- _DIRECTION_:
Take the line that contains "Transcribe the text in this document." and every line after it in the material below, and quote them exactly.

Stored data entries:

---*---

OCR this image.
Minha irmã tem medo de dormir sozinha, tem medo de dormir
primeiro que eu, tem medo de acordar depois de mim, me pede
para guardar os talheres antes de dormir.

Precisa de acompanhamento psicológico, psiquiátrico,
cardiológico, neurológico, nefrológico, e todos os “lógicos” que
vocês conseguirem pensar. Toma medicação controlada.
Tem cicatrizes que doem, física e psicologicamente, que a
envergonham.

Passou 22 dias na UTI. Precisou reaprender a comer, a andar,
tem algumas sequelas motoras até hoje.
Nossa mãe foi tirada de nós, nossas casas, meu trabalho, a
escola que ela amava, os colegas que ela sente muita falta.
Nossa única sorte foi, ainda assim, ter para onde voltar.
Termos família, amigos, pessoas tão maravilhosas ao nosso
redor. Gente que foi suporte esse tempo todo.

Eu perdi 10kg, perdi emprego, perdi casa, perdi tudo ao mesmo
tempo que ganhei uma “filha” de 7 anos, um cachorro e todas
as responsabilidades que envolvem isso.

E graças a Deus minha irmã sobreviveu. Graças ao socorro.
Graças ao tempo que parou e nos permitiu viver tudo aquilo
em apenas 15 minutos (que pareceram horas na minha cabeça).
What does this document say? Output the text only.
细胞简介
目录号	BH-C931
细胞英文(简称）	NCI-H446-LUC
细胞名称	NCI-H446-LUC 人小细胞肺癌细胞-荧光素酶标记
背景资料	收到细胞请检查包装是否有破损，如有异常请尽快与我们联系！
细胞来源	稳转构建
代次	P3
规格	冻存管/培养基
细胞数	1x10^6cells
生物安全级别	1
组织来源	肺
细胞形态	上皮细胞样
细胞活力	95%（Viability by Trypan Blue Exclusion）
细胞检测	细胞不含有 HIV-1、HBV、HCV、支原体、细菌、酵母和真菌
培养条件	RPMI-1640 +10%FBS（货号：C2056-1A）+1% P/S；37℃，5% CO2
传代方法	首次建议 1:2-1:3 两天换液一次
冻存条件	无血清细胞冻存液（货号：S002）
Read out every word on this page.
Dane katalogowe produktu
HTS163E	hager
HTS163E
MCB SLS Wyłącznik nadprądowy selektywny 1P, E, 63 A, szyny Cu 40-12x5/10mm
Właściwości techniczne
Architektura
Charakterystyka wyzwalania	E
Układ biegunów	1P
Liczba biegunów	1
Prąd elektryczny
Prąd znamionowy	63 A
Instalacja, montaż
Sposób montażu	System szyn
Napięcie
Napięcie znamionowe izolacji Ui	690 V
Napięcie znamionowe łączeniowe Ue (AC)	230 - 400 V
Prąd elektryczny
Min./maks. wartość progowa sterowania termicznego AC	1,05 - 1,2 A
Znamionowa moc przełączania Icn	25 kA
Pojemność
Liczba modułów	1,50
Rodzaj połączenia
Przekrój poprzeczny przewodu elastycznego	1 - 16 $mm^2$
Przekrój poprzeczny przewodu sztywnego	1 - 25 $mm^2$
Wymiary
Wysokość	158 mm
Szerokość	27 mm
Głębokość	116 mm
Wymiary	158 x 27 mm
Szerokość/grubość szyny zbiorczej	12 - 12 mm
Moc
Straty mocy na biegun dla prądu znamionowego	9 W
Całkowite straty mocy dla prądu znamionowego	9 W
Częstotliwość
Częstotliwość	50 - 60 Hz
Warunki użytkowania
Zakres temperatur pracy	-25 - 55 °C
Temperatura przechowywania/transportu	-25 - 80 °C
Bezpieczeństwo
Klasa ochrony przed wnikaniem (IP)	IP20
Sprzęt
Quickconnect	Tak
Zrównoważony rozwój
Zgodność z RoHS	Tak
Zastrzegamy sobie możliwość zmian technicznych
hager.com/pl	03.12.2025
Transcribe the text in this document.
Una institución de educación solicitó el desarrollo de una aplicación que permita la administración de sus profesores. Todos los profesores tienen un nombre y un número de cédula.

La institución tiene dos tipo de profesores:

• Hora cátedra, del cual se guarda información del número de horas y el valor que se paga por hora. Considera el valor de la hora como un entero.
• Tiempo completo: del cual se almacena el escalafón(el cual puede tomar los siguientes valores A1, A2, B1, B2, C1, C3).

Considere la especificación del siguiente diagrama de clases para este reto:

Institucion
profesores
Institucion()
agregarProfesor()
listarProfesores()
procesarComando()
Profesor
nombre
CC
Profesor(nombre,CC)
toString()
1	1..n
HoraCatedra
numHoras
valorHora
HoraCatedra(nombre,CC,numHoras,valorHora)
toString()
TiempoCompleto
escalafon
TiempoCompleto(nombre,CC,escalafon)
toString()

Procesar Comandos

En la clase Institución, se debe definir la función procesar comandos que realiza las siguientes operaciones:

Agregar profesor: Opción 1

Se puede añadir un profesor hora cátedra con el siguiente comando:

---*---

- _EXERCISE RESULT_:
Transcribe the text in this document.
Una institución de educación solicitó el desarrollo de una aplicación que permita la administración de sus profesores. Todos los profesores tienen un nombre y un número de cédula.

La institución tiene dos tipo de profesores:

• Hora cátedra, del cual se guarda información del número de horas y el valor que se paga por hora. Considera el valor de la hora como un entero.
• Tiempo completo: del cual se almacena el escalafón(el cual puede tomar los siguientes valores A1, A2, B1, B2, C1, C3).

Considere la especificación del siguiente diagrama de clases para este reto:

Institucion
profesores
Institucion()
agregarProfesor()
listarProfesores()
procesarComando()
Profesor
nombre
CC
Profesor(nombre,CC)
toString()
1	1..n
HoraCatedra
numHoras
valorHora
HoraCatedra(nombre,CC,numHoras,valorHora)
toString()
TiempoCompleto
escalafon
TiempoCompleto(nombre,CC,escalafon)
toString()

Procesar Comandos

En la clase Institución, se debe definir la función procesar comandos que realiza las siguientes operaciones:

Agregar profesor: Opción 1

Se puede añadir un profesor hora cátedra con el siguiente comando:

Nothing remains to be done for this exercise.